SHORT PROBLEM 1:
Copy the lines of the layout records word for word, starting at the line that contains "panel1-colorbar-swatch — [219, 475, 239, 504]" and stopping after the line that contains "panel3-colorbar-swatch — [756, 685, 786, 702]".

PASSAGE SHOWN:
·····

16 October 2008

Atheism: Philosophically Incompatible with Intrinsic Value

In a recent blog post titled "Those Mysterious Atheists", Maclin Horton wrote about the incompatibility of morality and atheism:

Anyone who wants to take a serious look at atheism and morality must ask this question: on what grounds can one say that even physical survival, much less co-operation, altruism, or any other mode of behavior, is good in any definite and permanent way?
. . .

Evolution simply has no logical means for speaking of right and wrong, only of what works, and that only with reference to the production and survival of offspring. It can’t, as the saying goes, move from is to ought.That we should concern ourselves with building a better world is either an abstract principle independent of our wishes or it is a mere subjective preference. And if it’s a subjective preference there is no reason why it should be binding on anyone other than the person doing the preferring. Atheists tend to say that moral questions are indeed a matter of personal preference until you come up with an example that they don’t prefer.

·····

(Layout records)

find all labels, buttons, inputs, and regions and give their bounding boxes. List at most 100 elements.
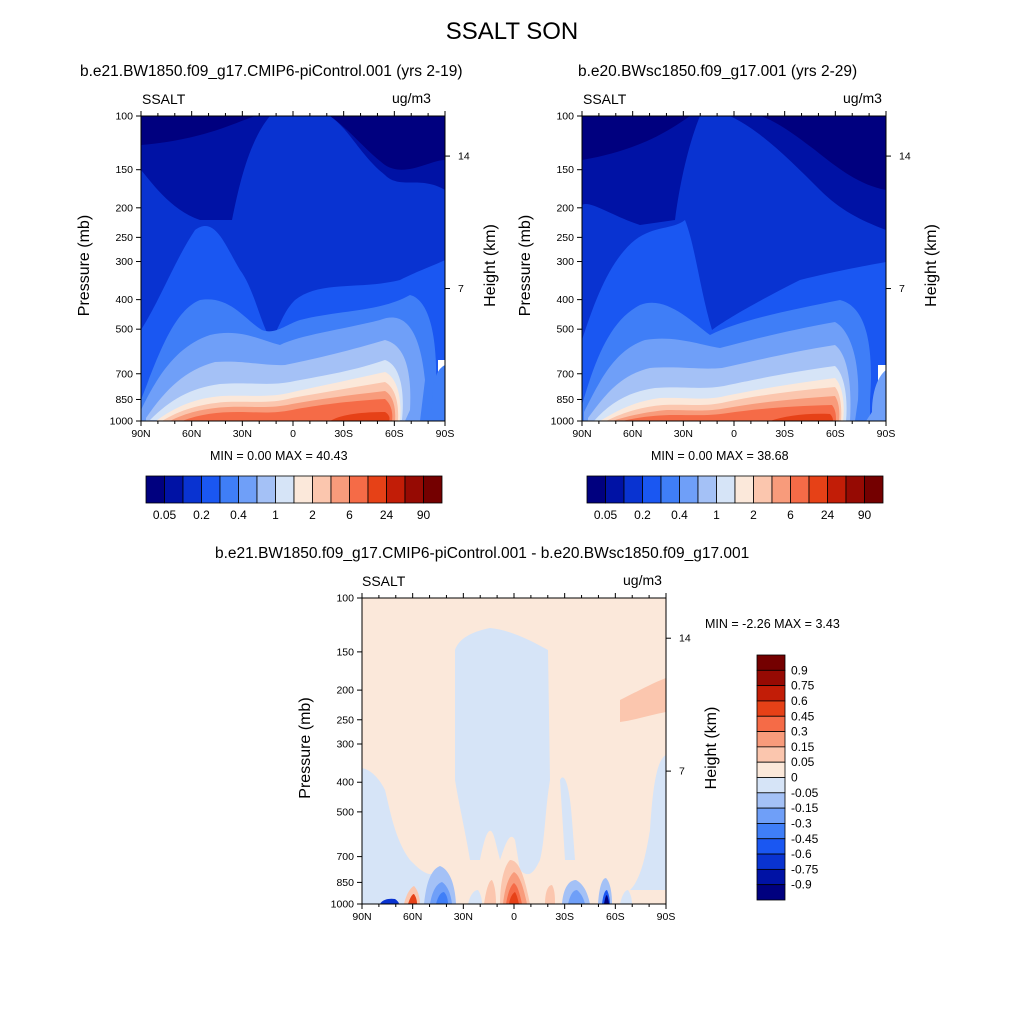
panel1-colorbar-swatch — [219, 475, 239, 504]
panel3-colorbar-label: -0.3 — [791, 816, 812, 830]
panel2-colorbar-label: 2 — [750, 508, 757, 522]
panel3-colorbar-swatch — [756, 669, 786, 687]
panel2-colorbar-swatch — [605, 475, 625, 504]
panel2-title: b.e20.BWsc1850.f09_g17.001 (yrs 2-29) — [578, 63, 858, 80]
panel1-xtick-label: 0 — [290, 428, 296, 440]
panel3-colorbar-swatch — [756, 685, 786, 702]
panel3-colorbar-label: -0.05 — [791, 786, 819, 800]
panel2-minmax: MIN = 0.00 MAX = 38.68 — [651, 449, 789, 463]
panel1-title: b.e21.BW1850.f09_g17.CMIP6-piControl.001… — [80, 63, 463, 80]
panel2-colorbar-label: 0.2 — [634, 508, 651, 522]
panel1-colorbar-label: 90 — [417, 508, 431, 522]
panel2-colorbar-swatch — [697, 475, 717, 504]
panel3-xtick-label: 60S — [606, 911, 625, 923]
panel2-ytick-label: 200 — [556, 202, 574, 214]
panel1-xtick-label: 30N — [233, 428, 252, 440]
panel3-colorbar-label: 0.6 — [791, 694, 808, 708]
panel3-colorbar-swatch — [756, 853, 786, 870]
panel3-ytick-label: 400 — [336, 777, 354, 789]
panel1-colorbar-swatch — [293, 475, 313, 504]
panel3-ylabel: Pressure (mb) — [297, 697, 314, 798]
panel2-colorbar-label: 90 — [858, 508, 872, 522]
panel2-colorbar-swatch — [586, 475, 606, 504]
panel1-colorbar-swatch — [256, 475, 276, 504]
main-title: SSALT SON — [445, 18, 579, 45]
panel3-units-label: ug/m3 — [623, 572, 662, 588]
panel3-colorbar-swatch — [756, 715, 786, 732]
panel1-xtick-label: 60S — [385, 428, 404, 440]
panel2-xtick-label: 60N — [623, 428, 642, 440]
panel2-xtick-label: 0 — [731, 428, 737, 440]
panel1-xtick-label: 30S — [334, 428, 353, 440]
panel3-xtick-label: 90S — [657, 911, 676, 923]
panel3-colorbar-swatch — [756, 838, 786, 855]
panel3-ytick-label: 250 — [336, 714, 354, 726]
panel1-colorbar-swatch — [182, 475, 202, 504]
panel3-colorbar-label: 0 — [791, 771, 798, 785]
panel1-colorbar-swatch — [423, 475, 443, 504]
panel3-colorbar-swatch — [756, 868, 786, 886]
panel3-variable-label: SSALT — [362, 573, 406, 589]
panel2-ylabel: Pressure (mb) — [517, 215, 534, 316]
panel2-colorbar-label: 1 — [713, 508, 720, 522]
panel2-colorbar-swatch — [753, 475, 773, 504]
panel3-ytick-label: 300 — [336, 738, 354, 750]
panel1-colorbar-swatch — [164, 475, 184, 504]
panel2-ytick-right-label: 7 — [899, 283, 905, 295]
panel1-minmax: MIN = 0.00 MAX = 40.43 — [210, 449, 348, 463]
panel1-xtick-label: 60N — [182, 428, 201, 440]
panel2-colorbar-label: 0.05 — [594, 508, 618, 522]
panel2-ytick-label: 150 — [556, 164, 574, 176]
panel3-colorbar-label: 0.9 — [791, 663, 808, 677]
panel2-xtick-label: 30N — [674, 428, 693, 440]
panel1-ytick-label: 850 — [115, 394, 133, 406]
panel1-ylabel: Pressure (mb) — [76, 215, 93, 316]
panel1-colorbar-swatch — [312, 475, 332, 504]
panel3-xtick-label: 0 — [511, 911, 517, 923]
panel2-colorbar-label: 0.4 — [671, 508, 688, 522]
panel3-minmax: MIN = -2.26 MAX = 3.43 — [705, 617, 840, 631]
panel2-ylabel-right: Height (km) — [923, 224, 940, 307]
panel2-ytick-label: 1000 — [551, 416, 575, 428]
panel3-colorbar-swatch — [756, 761, 786, 778]
panel3-colorbar-swatch — [756, 884, 786, 901]
panel3-xtick-label: 30S — [555, 911, 574, 923]
panel3-ytick-label: 850 — [336, 877, 354, 889]
panel1-field — [141, 116, 445, 421]
panel2-xtick-label: 90S — [877, 428, 896, 440]
panel1-colorbar-label: 0.4 — [230, 508, 247, 522]
panel2-colorbar-swatch — [734, 475, 754, 504]
panel1-ytick-right-label: 7 — [458, 283, 464, 295]
panel1-colorbar-label: 1 — [272, 508, 279, 522]
panel1-colorbar-swatch — [404, 475, 424, 504]
panel2-colorbar-swatch — [845, 475, 865, 504]
panel2-variable-label: SSALT — [583, 91, 627, 107]
panel3-colorbar-swatch — [756, 792, 786, 809]
panel1-ytick-right-label: 14 — [458, 151, 470, 163]
panel3-colorbar-label: 0.15 — [791, 740, 815, 754]
panel1-ytick-label: 700 — [115, 368, 133, 380]
panel2-xtick-label: 90N — [572, 428, 591, 440]
panel3-ytick-label: 200 — [336, 685, 354, 697]
panel3-xtick-label: 60N — [403, 911, 422, 923]
panel1-variable-label: SSALT — [142, 91, 186, 107]
panel3-field — [362, 598, 666, 904]
panel1-ylabel-right: Height (km) — [482, 224, 499, 307]
panel1-colorbar-label: 24 — [380, 508, 394, 522]
panel1-colorbar-swatch — [386, 475, 406, 504]
panel3-colorbar-label: 0.75 — [791, 679, 815, 693]
panel1-colorbar-label: 0.05 — [153, 508, 177, 522]
panel3-colorbar-swatch — [756, 700, 786, 717]
panel3-colorbar-swatch — [756, 777, 786, 794]
panel2-colorbar-swatch — [679, 475, 699, 504]
panel1-ytick-label: 100 — [115, 111, 133, 123]
panel2-colorbar-swatch — [864, 475, 884, 504]
panel2-colorbar-swatch — [771, 475, 791, 504]
panel1-colorbar-swatch — [349, 475, 369, 504]
panel2-colorbar-swatch — [660, 475, 680, 504]
panel1-colorbar-swatch — [367, 475, 387, 504]
panel3-ytick-label: 700 — [336, 851, 354, 863]
panel1-units-label: ug/m3 — [392, 90, 431, 106]
panel1-xtick-label: 90S — [436, 428, 455, 440]
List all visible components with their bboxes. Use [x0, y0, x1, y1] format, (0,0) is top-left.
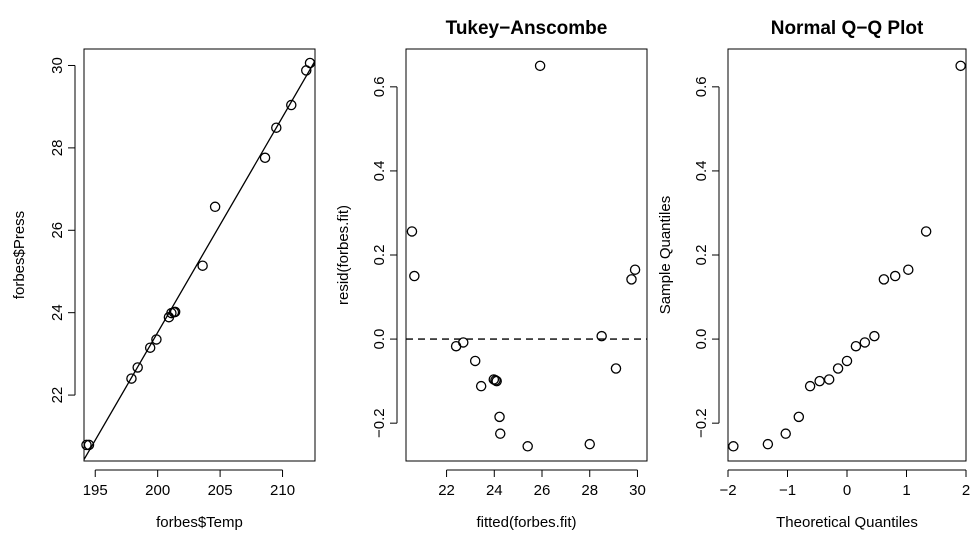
y-tick-label: 24 — [49, 304, 66, 321]
y-axis-label: Sample Quantiles — [657, 196, 674, 314]
x-axis: −2 −1 0 1 2 — [719, 469, 970, 499]
y-axis: −0.2 0.0 0.2 0.4 0.6 — [371, 76, 398, 438]
y-tick-label: 0.6 — [693, 76, 710, 97]
data-point — [584, 438, 595, 450]
tukey-anscombe-panel: Tukey−Anscombe fitted(forbes.fit) resid(… — [335, 18, 648, 531]
data-point — [889, 270, 901, 282]
data-point — [728, 441, 739, 452]
data-point — [271, 122, 282, 133]
y-axis-label: forbes$Press — [11, 211, 28, 299]
data-point — [458, 337, 469, 348]
plot-frame — [405, 48, 648, 462]
data-point — [491, 375, 502, 387]
data-point — [144, 342, 156, 353]
data-point — [850, 340, 862, 352]
data-point — [475, 380, 487, 392]
data-point — [209, 201, 221, 213]
x-tick-label: 24 — [486, 482, 503, 499]
x-tick-label: −1 — [779, 482, 796, 499]
data-point — [878, 274, 890, 285]
data-point — [780, 428, 791, 439]
data-point — [132, 362, 143, 373]
points — [728, 60, 966, 452]
x-tick-label: −2 — [719, 482, 736, 499]
y-tick-label: 0.2 — [693, 245, 710, 266]
x-tick-label: 200 — [145, 482, 170, 499]
data-point — [832, 363, 844, 374]
data-point — [494, 411, 505, 423]
y-axis-label: resid(forbes.fit) — [335, 205, 352, 305]
data-point — [259, 152, 271, 164]
data-point — [522, 441, 533, 452]
y-tick-label: 0.4 — [371, 160, 388, 181]
data-point — [126, 373, 137, 384]
x-tick-label: 195 — [83, 482, 108, 499]
x-axis: 195 200 205 210 — [83, 469, 295, 499]
y-axis: −0.2 0.0 0.2 0.4 0.6 — [693, 76, 720, 438]
panel-title: Tukey−Anscombe — [446, 18, 608, 39]
data-point — [490, 375, 501, 386]
x-axis-label: Theoretical Quantiles — [776, 514, 918, 531]
data-point — [406, 226, 418, 237]
data-point — [869, 330, 880, 342]
plot-frame — [83, 48, 316, 462]
data-point — [304, 57, 316, 69]
normal-qq-panel: Normal Q−Q Plot Theoretical Quantiles Sa… — [657, 18, 970, 531]
x-tick-label: 28 — [581, 482, 598, 499]
x-tick-label: 210 — [270, 482, 295, 499]
data-point — [83, 439, 95, 451]
x-tick-label: 30 — [629, 482, 646, 499]
y-tick-label: 0.4 — [693, 160, 710, 181]
data-point — [955, 60, 966, 72]
y-tick-label: 30 — [49, 57, 66, 74]
data-point — [903, 264, 914, 275]
data-point — [626, 274, 637, 285]
data-point — [168, 307, 180, 318]
x-tick-label: 1 — [902, 482, 910, 499]
y-tick-label: 0.6 — [371, 76, 388, 97]
x-tick-label: 2 — [962, 482, 970, 499]
data-point — [610, 363, 622, 374]
x-axis-label: forbes$Temp — [156, 514, 243, 531]
data-point — [409, 270, 420, 282]
data-point — [596, 330, 607, 342]
x-axis-label: fitted(forbes.fit) — [476, 514, 576, 531]
x-tick-label: 26 — [534, 482, 551, 499]
plot-frame — [727, 48, 967, 462]
regression-line — [84, 60, 315, 460]
data-point — [197, 260, 208, 271]
data-point — [804, 380, 816, 392]
y-tick-label: 22 — [49, 387, 66, 404]
data-point — [793, 411, 805, 423]
scatter-panel-temp-press: forbes$Temp forbes$Press 195 200 205 210 22… — [11, 48, 316, 531]
data-point — [495, 428, 506, 439]
x-tick-label: 205 — [208, 482, 233, 499]
points — [81, 57, 316, 460]
x-axis: 22 24 26 28 30 — [438, 469, 646, 499]
y-tick-label: 0.0 — [371, 329, 388, 350]
data-point — [534, 60, 546, 72]
data-point — [762, 438, 774, 450]
x-tick-label: 0 — [843, 482, 851, 499]
data-point — [629, 264, 641, 275]
x-tick-label: 22 — [438, 482, 455, 499]
data-point — [920, 226, 932, 237]
data-point — [469, 355, 481, 367]
data-point — [841, 355, 853, 367]
y-axis: 22 24 26 28 30 — [49, 57, 76, 404]
y-tick-label: 0.0 — [693, 329, 710, 350]
data-point — [151, 334, 162, 345]
y-tick-label: 26 — [49, 222, 66, 239]
data-point — [286, 99, 297, 111]
y-tick-label: 28 — [49, 140, 66, 157]
y-tick-label: 0.2 — [371, 245, 388, 266]
y-tick-label: −0.2 — [371, 408, 388, 438]
points — [406, 60, 647, 452]
data-point — [859, 337, 871, 348]
panel-title: Normal Q−Q Plot — [771, 18, 924, 39]
y-tick-label: −0.2 — [693, 408, 710, 438]
data-point — [823, 374, 835, 385]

·····

SHORT PROBLEM 2:
According to the passage on atheism and intrinsic value, what was the title of the blog post in which Maclin Horton wrote about morality and atheism?

COMPLETE ANSWER 1:
panel1-colorbar-swatch — [219, 475, 239, 504]
panel3-colorbar-label: -0.3 — [791, 816, 812, 830]
panel2-colorbar-label: 2 — [750, 508, 757, 522]
panel3-colorbar-swatch — [756, 669, 786, 687]
panel2-colorbar-swatch — [605, 475, 625, 504]
panel2-title: b.e20.BWsc1850.f09_g17.001 (yrs 2-29) — [578, 63, 858, 80]
panel1-xtick-label: 0 — [290, 428, 296, 440]
panel3-colorbar-swatch — [756, 685, 786, 702]

COMPLETE ANSWER 2:
"Those Mysterious Atheists"